Lines of data:
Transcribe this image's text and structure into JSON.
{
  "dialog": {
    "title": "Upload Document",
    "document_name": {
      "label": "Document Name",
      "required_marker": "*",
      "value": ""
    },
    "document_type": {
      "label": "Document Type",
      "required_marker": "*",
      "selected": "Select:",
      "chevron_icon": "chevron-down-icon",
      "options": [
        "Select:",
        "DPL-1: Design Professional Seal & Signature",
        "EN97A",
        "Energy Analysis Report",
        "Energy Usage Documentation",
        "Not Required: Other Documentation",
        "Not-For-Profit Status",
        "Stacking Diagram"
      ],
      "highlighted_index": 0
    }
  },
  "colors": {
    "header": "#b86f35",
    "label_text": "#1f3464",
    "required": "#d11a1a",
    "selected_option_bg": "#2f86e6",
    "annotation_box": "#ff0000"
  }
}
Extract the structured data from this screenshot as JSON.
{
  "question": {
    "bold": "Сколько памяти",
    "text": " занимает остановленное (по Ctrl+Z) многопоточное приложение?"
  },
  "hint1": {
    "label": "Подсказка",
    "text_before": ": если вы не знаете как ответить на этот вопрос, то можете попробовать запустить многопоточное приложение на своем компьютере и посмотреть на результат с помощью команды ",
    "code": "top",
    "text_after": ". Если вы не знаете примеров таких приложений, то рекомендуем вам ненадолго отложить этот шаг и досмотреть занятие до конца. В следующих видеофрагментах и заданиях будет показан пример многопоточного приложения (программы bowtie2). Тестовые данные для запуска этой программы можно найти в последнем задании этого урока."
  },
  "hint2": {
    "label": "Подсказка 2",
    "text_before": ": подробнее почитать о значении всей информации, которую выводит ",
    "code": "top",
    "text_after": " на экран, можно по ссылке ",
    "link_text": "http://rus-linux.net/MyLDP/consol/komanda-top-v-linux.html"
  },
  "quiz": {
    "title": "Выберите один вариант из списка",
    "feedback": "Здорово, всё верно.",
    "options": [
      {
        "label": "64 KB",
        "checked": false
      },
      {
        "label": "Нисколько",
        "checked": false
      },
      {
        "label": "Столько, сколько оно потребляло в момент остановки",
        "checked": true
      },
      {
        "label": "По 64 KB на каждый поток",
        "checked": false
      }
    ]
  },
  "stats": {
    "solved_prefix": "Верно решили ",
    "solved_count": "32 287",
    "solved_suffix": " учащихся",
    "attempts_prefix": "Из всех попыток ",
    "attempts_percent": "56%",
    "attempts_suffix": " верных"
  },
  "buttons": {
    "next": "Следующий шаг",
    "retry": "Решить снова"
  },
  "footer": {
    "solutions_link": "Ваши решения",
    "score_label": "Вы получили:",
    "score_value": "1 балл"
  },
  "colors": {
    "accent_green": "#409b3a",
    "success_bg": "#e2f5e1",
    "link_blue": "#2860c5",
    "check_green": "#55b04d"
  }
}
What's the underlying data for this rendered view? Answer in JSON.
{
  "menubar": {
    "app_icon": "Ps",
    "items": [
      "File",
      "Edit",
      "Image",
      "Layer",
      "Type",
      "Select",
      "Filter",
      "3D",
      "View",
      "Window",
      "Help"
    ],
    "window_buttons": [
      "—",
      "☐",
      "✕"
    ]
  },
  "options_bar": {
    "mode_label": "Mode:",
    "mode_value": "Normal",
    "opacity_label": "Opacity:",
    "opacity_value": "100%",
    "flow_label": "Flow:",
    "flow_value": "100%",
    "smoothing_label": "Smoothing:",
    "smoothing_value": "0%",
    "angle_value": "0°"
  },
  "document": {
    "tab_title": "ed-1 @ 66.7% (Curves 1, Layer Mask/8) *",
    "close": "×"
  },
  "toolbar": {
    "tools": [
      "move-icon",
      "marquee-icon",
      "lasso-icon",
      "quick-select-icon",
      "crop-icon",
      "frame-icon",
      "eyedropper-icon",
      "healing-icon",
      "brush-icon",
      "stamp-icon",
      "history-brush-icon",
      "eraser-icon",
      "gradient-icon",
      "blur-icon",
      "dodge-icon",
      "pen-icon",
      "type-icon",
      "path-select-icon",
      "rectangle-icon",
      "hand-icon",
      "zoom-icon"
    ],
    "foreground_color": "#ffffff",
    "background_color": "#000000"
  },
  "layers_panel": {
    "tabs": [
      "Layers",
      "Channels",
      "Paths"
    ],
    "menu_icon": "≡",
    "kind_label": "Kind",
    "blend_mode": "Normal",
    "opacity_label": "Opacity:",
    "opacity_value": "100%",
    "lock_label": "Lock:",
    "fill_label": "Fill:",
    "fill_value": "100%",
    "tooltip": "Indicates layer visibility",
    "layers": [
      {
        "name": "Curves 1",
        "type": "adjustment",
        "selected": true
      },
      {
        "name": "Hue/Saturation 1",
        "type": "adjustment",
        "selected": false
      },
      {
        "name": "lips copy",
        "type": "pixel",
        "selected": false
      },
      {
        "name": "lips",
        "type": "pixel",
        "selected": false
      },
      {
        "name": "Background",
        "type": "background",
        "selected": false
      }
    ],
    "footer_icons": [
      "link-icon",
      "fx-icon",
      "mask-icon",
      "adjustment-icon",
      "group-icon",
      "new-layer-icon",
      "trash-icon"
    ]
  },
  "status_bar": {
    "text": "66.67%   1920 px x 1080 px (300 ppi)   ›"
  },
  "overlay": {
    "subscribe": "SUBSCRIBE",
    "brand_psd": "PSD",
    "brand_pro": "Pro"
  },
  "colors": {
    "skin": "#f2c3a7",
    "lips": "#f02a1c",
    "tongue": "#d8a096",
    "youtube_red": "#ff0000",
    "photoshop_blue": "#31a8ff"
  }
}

TASK REQUIREMENTS:
Copy out every line of the data above, exactly as given.

EXERCISE ANSWER:
Transcribe this image's text and structure into JSON.
{
  "dialog": {
    "title": "Upload Document",
    "document_name": {
      "label": "Document Name",
      "required_marker": "*",
      "value": ""
    },
    "document_type": {
      "label": "Document Type",
      "required_marker": "*",
      "selected": "Select:",
      "chevron_icon": "chevron-down-icon",
      "options": [
        "Select:",
        "DPL-1: Design Professional Seal & Signature",
        "EN97A",
        "Energy Analysis Report",
        "Energy Usage Documentation",
        "Not Required: Other Documentation",
        "Not-For-Profit Status",
        "Stacking Diagram"
      ],
      "highlighted_index": 0
    }
  },
  "colors": {
    "header": "#b86f35",
    "label_text": "#1f3464",
    "required": "#d11a1a",
    "selected_option_bg": "#2f86e6",
    "annotation_box": "#ff0000"
  }
}
Extract the structured data from this screenshot as JSON.
{
  "question": {
    "bold": "Сколько памяти",
    "text": " занимает остановленное (по Ctrl+Z) многопоточное приложение?"
  },
  "hint1": {
    "label": "Подсказка",
    "text_before": ": если вы не знаете как ответить на этот вопрос, то можете попробовать запустить многопоточное приложение на своем компьютере и посмотреть на результат с помощью команды ",
    "code": "top",
    "text_after": ". Если вы не знаете примеров таких приложений, то рекомендуем вам ненадолго отложить этот шаг и досмотреть занятие до конца. В следующих видеофрагментах и заданиях будет показан пример многопоточного приложения (программы bowtie2). Тестовые данные для запуска этой программы можно найти в последнем задании этого урока."
  },
  "hint2": {
    "label": "Подсказка 2",
    "text_before": ": подробнее почитать о значении всей информации, которую выводит ",
    "code": "top",
    "text_after": " на экран, можно по ссылке ",
    "link_text": "http://rus-linux.net/MyLDP/consol/komanda-top-v-linux.html"
  },
  "quiz": {
    "title": "Выберите один вариант из списка",
    "feedback": "Здорово, всё верно.",
    "options": [
      {
        "label": "64 KB",
        "checked": false
      },
      {
        "label": "Нисколько",
        "checked": false
      },
      {
        "label": "Столько, сколько оно потребляло в момент остановки",
        "checked": true
      },
      {
        "label": "По 64 KB на каждый поток",
        "checked": false
      }
    ]
  },
  "stats": {
    "solved_prefix": "Верно решили ",
    "solved_count": "32 287",
    "solved_suffix": " учащихся",
    "attempts_prefix": "Из всех попыток ",
    "attempts_percent": "56%",
    "attempts_suffix": " верных"
  },
  "buttons": {
    "next": "Следующий шаг",
    "retry": "Решить снова"
  },
  "footer": {
    "solutions_link": "Ваши решения",
    "score_label": "Вы получили:",
    "score_value": "1 балл"
  },
  "colors": {
    "accent_green": "#409b3a",
    "success_bg": "#e2f5e1",
    "link_blue": "#2860c5",
    "check_green": "#55b04d"
  }
}
What's the underlying data for this rendered view? Answer in JSON.
{
  "menubar": {
    "app_icon": "Ps",
    "items": [
      "File",
      "Edit",
      "Image",
      "Layer",
      "Type",
      "Select",
      "Filter",
      "3D",
      "View",
      "Window",
      "Help"
    ],
    "window_buttons": [
      "—",
      "☐",
      "✕"
    ]
  },
  "options_bar": {
    "mode_label": "Mode:",
    "mode_value": "Normal",
    "opacity_label": "Opacity:",
    "opacity_value": "100%",
    "flow_label": "Flow:",
    "flow_value": "100%",
    "smoothing_label": "Smoothing:",
    "smoothing_value": "0%",
    "angle_value": "0°"
  },
  "document": {
    "tab_title": "ed-1 @ 66.7% (Curves 1, Layer Mask/8) *",
    "close": "×"
  },
  "toolbar": {
    "tools": [
      "move-icon",
      "marquee-icon",
      "lasso-icon",
      "quick-select-icon",
      "crop-icon",
      "frame-icon",
      "eyedropper-icon",
      "healing-icon",
      "brush-icon",
      "stamp-icon",
      "history-brush-icon",
      "eraser-icon",
      "gradient-icon",
      "blur-icon",
      "dodge-icon",
      "pen-icon",
      "type-icon",
      "path-select-icon",
      "rectangle-icon",
      "hand-icon",
      "zoom-icon"
    ],
    "foreground_color": "#ffffff",
    "background_color": "#000000"
  },
  "layers_panel": {
    "tabs": [
      "Layers",
      "Channels",
      "Paths"
    ],
    "menu_icon": "≡",
    "kind_label": "Kind",
    "blend_mode": "Normal",
    "opacity_label": "Opacity:",
    "opacity_value": "100%",
    "lock_label": "Lock:",
    "fill_label": "Fill:",
    "fill_value": "100%",
    "tooltip": "Indicates layer visibility",
    "layers": [
      {
        "name": "Curves 1",
        "type": "adjustment",
        "selected": true
      },
      {
        "name": "Hue/Saturation 1",
        "type": "adjustment",
        "selected": false
      },
      {
        "name": "lips copy",
        "type": "pixel",
        "selected": false
      },
      {
        "name": "lips",
        "type": "pixel",
        "selected": false
      },
      {
        "name": "Background",
        "type": "background",
        "selected": false
      }
    ],
    "footer_icons": [
      "link-icon",
      "fx-icon",
      "mask-icon",
      "adjustment-icon",
      "group-icon",
      "new-layer-icon",
      "trash-icon"
    ]
  },
  "status_bar": {
    "text": "66.67%   1920 px x 1080 px (300 ppi)   ›"
  },
  "overlay": {
    "subscribe": "SUBSCRIBE",
    "brand_psd": "PSD",
    "brand_pro": "Pro"
  },
  "colors": {
    "skin": "#f2c3a7",
    "lips": "#f02a1c",
    "tongue": "#d8a096",
    "youtube_red": "#ff0000",
    "photoshop_blue": "#31a8ff"
  }
}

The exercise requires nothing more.